Written request: Pictures do not belong in the copy, so please give every entry below again exactly.

* * * * * * *

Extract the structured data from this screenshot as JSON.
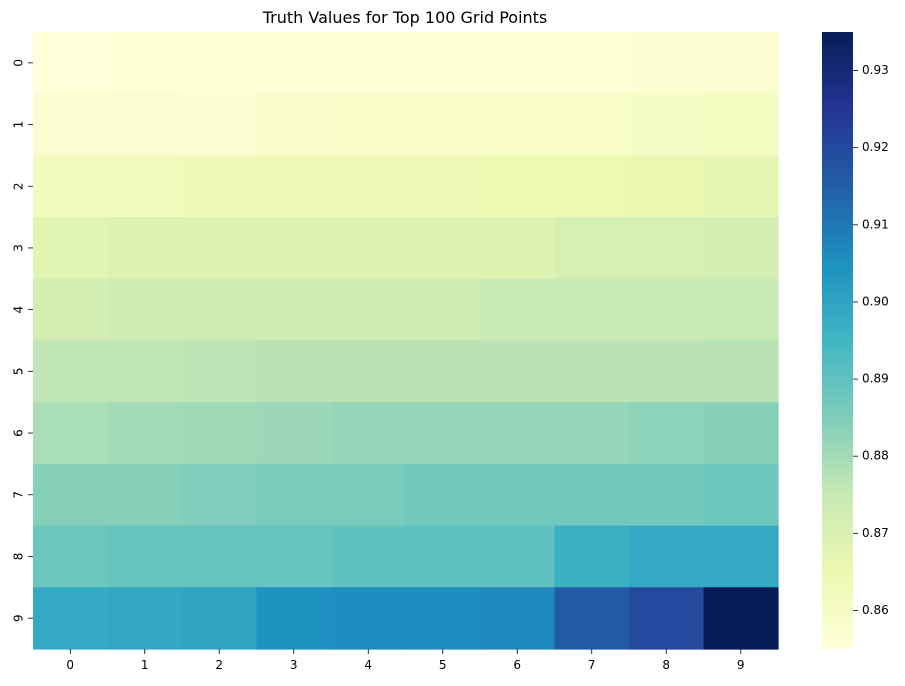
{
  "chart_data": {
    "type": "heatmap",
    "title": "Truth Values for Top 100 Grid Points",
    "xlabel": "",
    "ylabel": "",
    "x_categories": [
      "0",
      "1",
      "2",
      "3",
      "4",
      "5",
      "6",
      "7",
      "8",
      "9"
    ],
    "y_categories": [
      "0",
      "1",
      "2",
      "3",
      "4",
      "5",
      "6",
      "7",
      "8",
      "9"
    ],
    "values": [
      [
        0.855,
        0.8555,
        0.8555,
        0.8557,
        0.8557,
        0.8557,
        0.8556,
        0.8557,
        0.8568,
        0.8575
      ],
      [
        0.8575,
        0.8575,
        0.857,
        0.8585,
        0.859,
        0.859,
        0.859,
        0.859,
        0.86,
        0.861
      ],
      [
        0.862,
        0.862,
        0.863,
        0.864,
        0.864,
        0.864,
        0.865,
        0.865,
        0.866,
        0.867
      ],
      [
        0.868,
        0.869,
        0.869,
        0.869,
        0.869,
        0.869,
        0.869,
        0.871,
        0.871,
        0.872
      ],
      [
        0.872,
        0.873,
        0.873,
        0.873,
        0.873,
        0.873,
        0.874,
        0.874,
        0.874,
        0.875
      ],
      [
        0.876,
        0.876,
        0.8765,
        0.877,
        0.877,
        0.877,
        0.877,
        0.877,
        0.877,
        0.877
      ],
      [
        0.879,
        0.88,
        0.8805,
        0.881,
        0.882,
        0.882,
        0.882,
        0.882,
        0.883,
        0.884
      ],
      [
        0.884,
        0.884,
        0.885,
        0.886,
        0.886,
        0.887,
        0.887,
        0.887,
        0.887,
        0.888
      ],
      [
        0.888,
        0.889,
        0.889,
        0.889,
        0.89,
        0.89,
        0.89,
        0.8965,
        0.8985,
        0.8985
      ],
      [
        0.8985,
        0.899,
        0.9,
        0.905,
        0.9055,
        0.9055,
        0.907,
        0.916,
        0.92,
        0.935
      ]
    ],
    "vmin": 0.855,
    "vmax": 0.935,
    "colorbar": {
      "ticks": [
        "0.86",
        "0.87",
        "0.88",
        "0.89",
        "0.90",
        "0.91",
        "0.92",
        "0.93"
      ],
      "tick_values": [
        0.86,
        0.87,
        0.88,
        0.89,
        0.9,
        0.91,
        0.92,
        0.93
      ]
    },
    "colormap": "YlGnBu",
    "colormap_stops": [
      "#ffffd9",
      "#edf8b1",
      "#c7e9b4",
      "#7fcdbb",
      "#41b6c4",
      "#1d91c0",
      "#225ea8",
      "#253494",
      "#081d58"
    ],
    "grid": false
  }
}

* * * * * * *

Full answer:
Extract the structured data from this screenshot as JSON.
{
  "chart_data": {
    "type": "heatmap",
    "title": "Truth Values for Top 100 Grid Points",
    "xlabel": "",
    "ylabel": "",
    "x_categories": [
      "0",
      "1",
      "2",
      "3",
      "4",
      "5",
      "6",
      "7",
      "8",
      "9"
    ],
    "y_categories": [
      "0",
      "1",
      "2",
      "3",
      "4",
      "5",
      "6",
      "7",
      "8",
      "9"
    ],
    "values": [
      [
        0.855,
        0.8555,
        0.8555,
        0.8557,
        0.8557,
        0.8557,
        0.8556,
        0.8557,
        0.8568,
        0.8575
      ],
      [
        0.8575,
        0.8575,
        0.857,
        0.8585,
        0.859,
        0.859,
        0.859,
        0.859,
        0.86,
        0.861
      ],
      [
        0.862,
        0.862,
        0.863,
        0.864,
        0.864,
        0.864,
        0.865,
        0.865,
        0.866,
        0.867
      ],
      [
        0.868,
        0.869,
        0.869,
        0.869,
        0.869,
        0.869,
        0.869,
        0.871,
        0.871,
        0.872
      ],
      [
        0.872,
        0.873,
        0.873,
        0.873,
        0.873,
        0.873,
        0.874,
        0.874,
        0.874,
        0.875
      ],
      [
        0.876,
        0.876,
        0.8765,
        0.877,
        0.877,
        0.877,
        0.877,
        0.877,
        0.877,
        0.877
      ],
      [
        0.879,
        0.88,
        0.8805,
        0.881,
        0.882,
        0.882,
        0.882,
        0.882,
        0.883,
        0.884
      ],
      [
        0.884,
        0.884,
        0.885,
        0.886,
        0.886,
        0.887,
        0.887,
        0.887,
        0.887,
        0.888
      ],
      [
        0.888,
        0.889,
        0.889,
        0.889,
        0.89,
        0.89,
        0.89,
        0.8965,
        0.8985,
        0.8985
      ],
      [
        0.8985,
        0.899,
        0.9,
        0.905,
        0.9055,
        0.9055,
        0.907,
        0.916,
        0.92,
        0.935
      ]
    ],
    "vmin": 0.855,
    "vmax": 0.935,
    "colorbar": {
      "ticks": [
        "0.86",
        "0.87",
        "0.88",
        "0.89",
        "0.90",
        "0.91",
        "0.92",
        "0.93"
      ],
      "tick_values": [
        0.86,
        0.87,
        0.88,
        0.89,
        0.9,
        0.91,
        0.92,
        0.93
      ]
    },
    "colormap": "YlGnBu",
    "colormap_stops": [
      "#ffffd9",
      "#edf8b1",
      "#c7e9b4",
      "#7fcdbb",
      "#41b6c4",
      "#1d91c0",
      "#225ea8",
      "#253494",
      "#081d58"
    ],
    "grid": false
  }
}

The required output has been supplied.